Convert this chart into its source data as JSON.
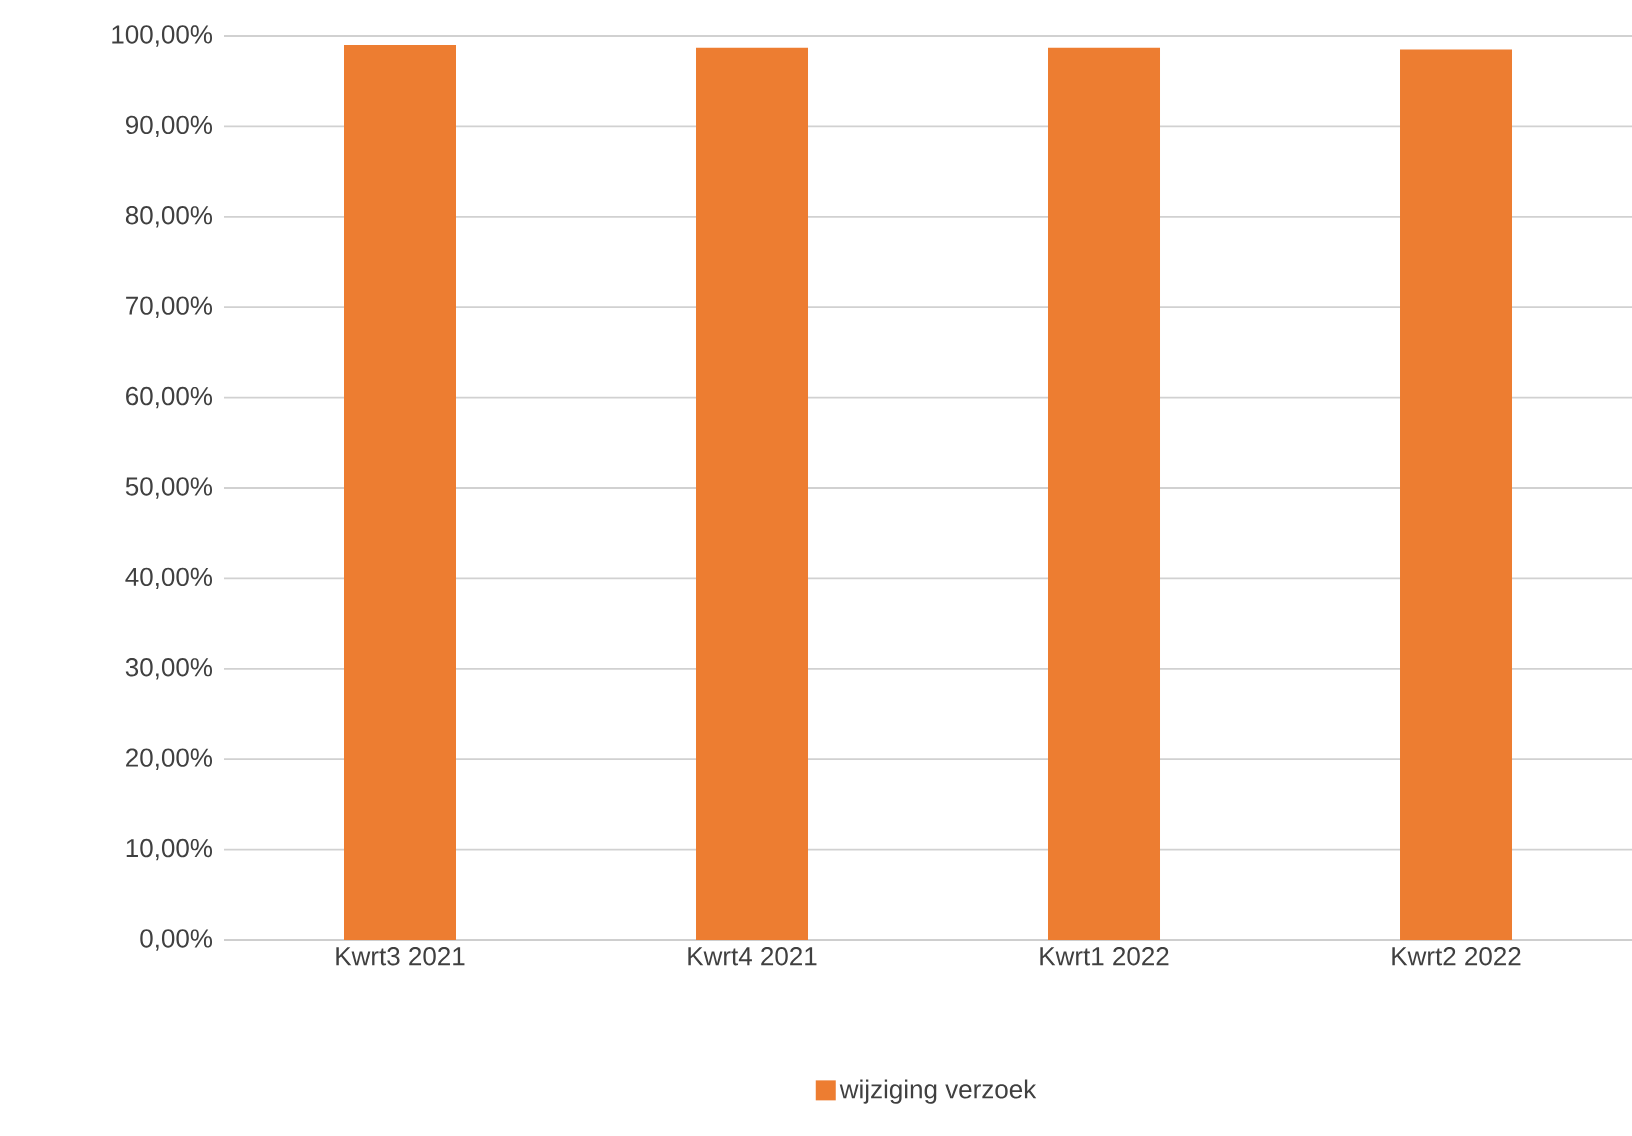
{
  "chart_data": {
    "type": "bar",
    "categories": [
      "Kwrt3 2021",
      "Kwrt4 2021",
      "Kwrt1 2022",
      "Kwrt2 2022"
    ],
    "series": [
      {
        "name": "wijziging verzoek",
        "color": "#ed7d31",
        "values": [
          99.0,
          98.7,
          98.7,
          98.5
        ]
      }
    ],
    "ylim": [
      0,
      100
    ],
    "yticks": [
      {
        "value": 0,
        "label": "0,00%"
      },
      {
        "value": 10,
        "label": "10,00%"
      },
      {
        "value": 20,
        "label": "20,00%"
      },
      {
        "value": 30,
        "label": "30,00%"
      },
      {
        "value": 40,
        "label": "40,00%"
      },
      {
        "value": 50,
        "label": "50,00%"
      },
      {
        "value": 60,
        "label": "60,00%"
      },
      {
        "value": 70,
        "label": "70,00%"
      },
      {
        "value": 80,
        "label": "80,00%"
      },
      {
        "value": 90,
        "label": "90,00%"
      },
      {
        "value": 100,
        "label": "100,00%"
      }
    ],
    "grid": "y",
    "legend": "bottom"
  }
}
::::
(Given exercise) Reproduce the whole listing above word for word, but not its pictures.

(Result of this task)
Convert this chart into its source data as JSON.
{
  "chart_data": {
    "type": "bar",
    "categories": [
      "Kwrt3 2021",
      "Kwrt4 2021",
      "Kwrt1 2022",
      "Kwrt2 2022"
    ],
    "series": [
      {
        "name": "wijziging verzoek",
        "color": "#ed7d31",
        "values": [
          99.0,
          98.7,
          98.7,
          98.5
        ]
      }
    ],
    "ylim": [
      0,
      100
    ],
    "yticks": [
      {
        "value": 0,
        "label": "0,00%"
      },
      {
        "value": 10,
        "label": "10,00%"
      },
      {
        "value": 20,
        "label": "20,00%"
      },
      {
        "value": 30,
        "label": "30,00%"
      },
      {
        "value": 40,
        "label": "40,00%"
      },
      {
        "value": 50,
        "label": "50,00%"
      },
      {
        "value": 60,
        "label": "60,00%"
      },
      {
        "value": 70,
        "label": "70,00%"
      },
      {
        "value": 80,
        "label": "80,00%"
      },
      {
        "value": 90,
        "label": "90,00%"
      },
      {
        "value": 100,
        "label": "100,00%"
      }
    ],
    "grid": "y",
    "legend": "bottom"
  }
}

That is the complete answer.